— START OF Supplied material —

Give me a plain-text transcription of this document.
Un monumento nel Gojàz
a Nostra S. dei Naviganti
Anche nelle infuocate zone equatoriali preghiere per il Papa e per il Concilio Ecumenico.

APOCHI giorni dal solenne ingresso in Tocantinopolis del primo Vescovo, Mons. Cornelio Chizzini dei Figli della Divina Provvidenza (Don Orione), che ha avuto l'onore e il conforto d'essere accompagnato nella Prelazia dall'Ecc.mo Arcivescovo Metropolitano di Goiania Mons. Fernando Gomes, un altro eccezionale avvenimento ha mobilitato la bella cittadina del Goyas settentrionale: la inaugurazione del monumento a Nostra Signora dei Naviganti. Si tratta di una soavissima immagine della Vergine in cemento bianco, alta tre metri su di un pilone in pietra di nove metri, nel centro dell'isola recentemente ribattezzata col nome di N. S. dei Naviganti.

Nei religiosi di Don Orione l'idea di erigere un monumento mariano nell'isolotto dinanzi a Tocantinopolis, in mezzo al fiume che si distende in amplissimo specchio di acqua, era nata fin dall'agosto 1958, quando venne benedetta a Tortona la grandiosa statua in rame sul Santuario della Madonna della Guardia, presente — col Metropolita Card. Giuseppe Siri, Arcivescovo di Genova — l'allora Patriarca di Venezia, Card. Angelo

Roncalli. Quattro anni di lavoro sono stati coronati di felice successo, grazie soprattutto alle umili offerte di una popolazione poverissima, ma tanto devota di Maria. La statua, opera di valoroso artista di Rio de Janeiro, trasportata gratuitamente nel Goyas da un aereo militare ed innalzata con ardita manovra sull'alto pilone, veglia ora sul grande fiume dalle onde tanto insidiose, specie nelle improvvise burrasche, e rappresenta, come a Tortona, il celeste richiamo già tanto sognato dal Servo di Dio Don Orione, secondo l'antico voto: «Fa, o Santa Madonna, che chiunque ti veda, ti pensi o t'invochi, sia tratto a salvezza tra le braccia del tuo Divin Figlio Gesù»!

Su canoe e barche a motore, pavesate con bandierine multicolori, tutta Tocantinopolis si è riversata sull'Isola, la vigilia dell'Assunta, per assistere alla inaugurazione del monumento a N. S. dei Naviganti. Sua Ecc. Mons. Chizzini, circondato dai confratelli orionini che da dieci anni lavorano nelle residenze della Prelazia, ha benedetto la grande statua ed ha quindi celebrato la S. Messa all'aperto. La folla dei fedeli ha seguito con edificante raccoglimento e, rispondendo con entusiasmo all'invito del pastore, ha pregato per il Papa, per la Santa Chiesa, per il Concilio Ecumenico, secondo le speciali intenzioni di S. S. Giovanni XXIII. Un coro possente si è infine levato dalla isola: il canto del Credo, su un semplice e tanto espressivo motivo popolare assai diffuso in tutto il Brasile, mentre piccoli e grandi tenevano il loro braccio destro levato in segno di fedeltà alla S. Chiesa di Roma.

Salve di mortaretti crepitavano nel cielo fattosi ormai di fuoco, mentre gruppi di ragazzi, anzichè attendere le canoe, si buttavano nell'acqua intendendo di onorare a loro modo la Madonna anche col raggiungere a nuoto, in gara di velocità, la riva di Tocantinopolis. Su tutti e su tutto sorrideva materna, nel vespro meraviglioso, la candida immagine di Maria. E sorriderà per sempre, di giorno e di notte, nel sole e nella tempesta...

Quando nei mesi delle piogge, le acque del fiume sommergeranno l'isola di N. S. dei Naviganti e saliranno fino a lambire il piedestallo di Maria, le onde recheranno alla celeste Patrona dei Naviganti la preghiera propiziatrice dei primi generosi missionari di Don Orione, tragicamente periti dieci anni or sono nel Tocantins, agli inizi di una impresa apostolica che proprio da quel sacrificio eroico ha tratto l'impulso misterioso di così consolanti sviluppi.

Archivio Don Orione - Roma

— END OF Supplied material —

▸ Written instruction
Print out every record again, exactly and in full.

▸ Worked solution
Give me a plain-text transcription of this document.
Un monumento nel Gojàz
a Nostra S. dei Naviganti
Anche nelle infuocate zone equatoriali preghiere per il Papa e per il Concilio Ecumenico.

APOCHI giorni dal solenne ingresso in Tocantinopolis del primo Vescovo, Mons. Cornelio Chizzini dei Figli della Divina Provvidenza (Don Orione), che ha avuto l'onore e il conforto d'essere accompagnato nella Prelazia dall'Ecc.mo Arcivescovo Metropolitano di Goiania Mons. Fernando Gomes, un altro eccezionale avvenimento ha mobilitato la bella cittadina del Goyas settentrionale: la inaugurazione del monumento a Nostra Signora dei Naviganti. Si tratta di una soavissima immagine della Vergine in cemento bianco, alta tre metri su di un pilone in pietra di nove metri, nel centro dell'isola recentemente ribattezzata col nome di N. S. dei Naviganti.

Nei religiosi di Don Orione l'idea di erigere un monumento mariano nell'isolotto dinanzi a Tocantinopolis, in mezzo al fiume che si distende in amplissimo specchio di acqua, era nata fin dall'agosto 1958, quando venne benedetta a Tortona la grandiosa statua in rame sul Santuario della Madonna della Guardia, presente — col Metropolita Card. Giuseppe Siri, Arcivescovo di Genova — l'allora Patriarca di Venezia, Card. Angelo

Roncalli. Quattro anni di lavoro sono stati coronati di felice successo, grazie soprattutto alle umili offerte di una popolazione poverissima, ma tanto devota di Maria. La statua, opera di valoroso artista di Rio de Janeiro, trasportata gratuitamente nel Goyas da un aereo militare ed innalzata con ardita manovra sull'alto pilone, veglia ora sul grande fiume dalle onde tanto insidiose, specie nelle improvvise burrasche, e rappresenta, come a Tortona, il celeste richiamo già tanto sognato dal Servo di Dio Don Orione, secondo l'antico voto: «Fa, o Santa Madonna, che chiunque ti veda, ti pensi o t'invochi, sia tratto a salvezza tra le braccia del tuo Divin Figlio Gesù»!

Su canoe e barche a motore, pavesate con bandierine multicolori, tutta Tocantinopolis si è riversata sull'Isola, la vigilia dell'Assunta, per assistere alla inaugurazione del monumento a N. S. dei Naviganti. Sua Ecc. Mons. Chizzini, circondato dai confratelli orionini che da dieci anni lavorano nelle residenze della Prelazia, ha benedetto la grande statua ed ha quindi celebrato la S. Messa all'aperto. La folla dei fedeli ha seguito con edificante raccoglimento e, rispondendo con entusiasmo all'invito del pastore, ha pregato per il Papa, per la Santa Chiesa, per il Concilio Ecumenico, secondo le speciali intenzioni di S. S. Giovanni XXIII. Un coro possente si è infine levato dalla isola: il canto del Credo, su un semplice e tanto espressivo motivo popolare assai diffuso in tutto il Brasile, mentre piccoli e grandi tenevano il loro braccio destro levato in segno di fedeltà alla S. Chiesa di Roma.

Salve di mortaretti crepitavano nel cielo fattosi ormai di fuoco, mentre gruppi di ragazzi, anzichè attendere le canoe, si buttavano nell'acqua intendendo di onorare a loro modo la Madonna anche col raggiungere a nuoto, in gara di velocità, la riva di Tocantinopolis. Su tutti e su tutto sorrideva materna, nel vespro meraviglioso, la candida immagine di Maria. E sorriderà per sempre, di giorno e di notte, nel sole e nella tempesta...

Quando nei mesi delle piogge, le acque del fiume sommergeranno l'isola di N. S. dei Naviganti e saliranno fino a lambire il piedestallo di Maria, le onde recheranno alla celeste Patrona dei Naviganti la preghiera propiziatrice dei primi generosi missionari di Don Orione, tragicamente periti dieci anni or sono nel Tocantins, agli inizi di una impresa apostolica che proprio da quel sacrificio eroico ha tratto l'impulso misterioso di così consolanti sviluppi.

Archivio Don Orione - Roma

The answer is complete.